(Records Opens)
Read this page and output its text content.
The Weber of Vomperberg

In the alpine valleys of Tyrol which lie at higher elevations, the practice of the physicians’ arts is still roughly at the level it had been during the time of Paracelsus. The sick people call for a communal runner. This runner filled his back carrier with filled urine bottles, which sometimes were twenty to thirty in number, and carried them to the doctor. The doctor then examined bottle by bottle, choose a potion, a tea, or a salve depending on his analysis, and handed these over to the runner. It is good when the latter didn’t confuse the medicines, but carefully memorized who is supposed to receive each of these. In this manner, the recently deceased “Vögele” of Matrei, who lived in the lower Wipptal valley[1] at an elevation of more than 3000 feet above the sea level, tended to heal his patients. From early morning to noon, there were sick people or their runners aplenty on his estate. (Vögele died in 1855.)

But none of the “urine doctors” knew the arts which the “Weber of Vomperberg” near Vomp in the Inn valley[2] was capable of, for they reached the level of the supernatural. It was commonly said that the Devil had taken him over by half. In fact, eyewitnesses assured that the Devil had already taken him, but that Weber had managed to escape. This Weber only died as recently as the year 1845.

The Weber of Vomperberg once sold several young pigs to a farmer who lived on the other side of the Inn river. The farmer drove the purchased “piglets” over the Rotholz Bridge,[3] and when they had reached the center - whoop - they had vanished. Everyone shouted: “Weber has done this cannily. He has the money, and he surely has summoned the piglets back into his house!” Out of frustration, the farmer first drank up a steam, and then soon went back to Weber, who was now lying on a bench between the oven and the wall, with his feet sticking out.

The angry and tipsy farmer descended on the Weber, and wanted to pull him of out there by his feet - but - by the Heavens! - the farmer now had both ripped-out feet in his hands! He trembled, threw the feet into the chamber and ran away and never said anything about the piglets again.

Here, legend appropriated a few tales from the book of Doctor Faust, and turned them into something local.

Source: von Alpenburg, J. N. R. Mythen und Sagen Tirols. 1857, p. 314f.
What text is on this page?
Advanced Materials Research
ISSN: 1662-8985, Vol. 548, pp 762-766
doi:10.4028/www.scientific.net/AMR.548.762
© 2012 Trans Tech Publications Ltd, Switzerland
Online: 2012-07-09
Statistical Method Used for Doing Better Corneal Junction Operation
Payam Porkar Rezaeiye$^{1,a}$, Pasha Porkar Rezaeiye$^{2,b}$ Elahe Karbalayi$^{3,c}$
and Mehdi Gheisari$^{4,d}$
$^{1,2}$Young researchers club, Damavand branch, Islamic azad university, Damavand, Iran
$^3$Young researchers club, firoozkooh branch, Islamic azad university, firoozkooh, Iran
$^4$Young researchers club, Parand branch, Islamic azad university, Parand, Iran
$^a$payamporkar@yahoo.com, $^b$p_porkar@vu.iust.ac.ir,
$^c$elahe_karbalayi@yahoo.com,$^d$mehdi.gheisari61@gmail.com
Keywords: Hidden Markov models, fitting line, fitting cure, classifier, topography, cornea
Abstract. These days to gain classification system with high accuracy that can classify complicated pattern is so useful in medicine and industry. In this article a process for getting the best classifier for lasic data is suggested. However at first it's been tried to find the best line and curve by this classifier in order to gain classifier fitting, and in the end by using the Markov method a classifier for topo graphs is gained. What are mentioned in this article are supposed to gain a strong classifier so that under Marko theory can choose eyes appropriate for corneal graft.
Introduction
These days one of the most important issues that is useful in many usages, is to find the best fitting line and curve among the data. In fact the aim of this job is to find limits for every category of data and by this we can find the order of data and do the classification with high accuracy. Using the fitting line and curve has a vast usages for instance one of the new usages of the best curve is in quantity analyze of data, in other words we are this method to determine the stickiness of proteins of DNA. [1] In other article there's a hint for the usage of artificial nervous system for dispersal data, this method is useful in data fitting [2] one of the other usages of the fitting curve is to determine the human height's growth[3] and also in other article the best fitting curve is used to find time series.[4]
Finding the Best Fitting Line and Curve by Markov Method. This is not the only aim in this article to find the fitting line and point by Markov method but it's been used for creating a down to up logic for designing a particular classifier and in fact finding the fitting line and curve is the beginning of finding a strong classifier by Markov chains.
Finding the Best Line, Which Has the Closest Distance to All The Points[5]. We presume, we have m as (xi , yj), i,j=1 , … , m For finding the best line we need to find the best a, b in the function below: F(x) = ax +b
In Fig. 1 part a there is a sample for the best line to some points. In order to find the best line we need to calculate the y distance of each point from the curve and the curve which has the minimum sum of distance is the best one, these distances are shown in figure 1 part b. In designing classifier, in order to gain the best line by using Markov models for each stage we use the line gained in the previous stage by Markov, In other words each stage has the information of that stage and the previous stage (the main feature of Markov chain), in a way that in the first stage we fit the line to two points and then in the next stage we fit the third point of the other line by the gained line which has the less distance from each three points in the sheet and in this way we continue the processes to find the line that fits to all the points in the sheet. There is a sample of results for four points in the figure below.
(Records Closes)
_Task goal_
All lines in the entries above that include "What" should be found and copied.

_Answer space_
What text is on this page?
Abstract. These days to gain classification system with high accuracy that can classify complicated pattern is so useful in medicine and industry. In this article a process for getting the best classifier for lasic data is suggested. However at first it's been tried to find the best line and curve by this classifier in order to gain classifier fitting, and in the end by using the Markov method a classifier for topo graphs is gained. What are mentioned in this article are supposed to gain a strong classifier so that under Marko theory can choose eyes appropriate for corneal graft.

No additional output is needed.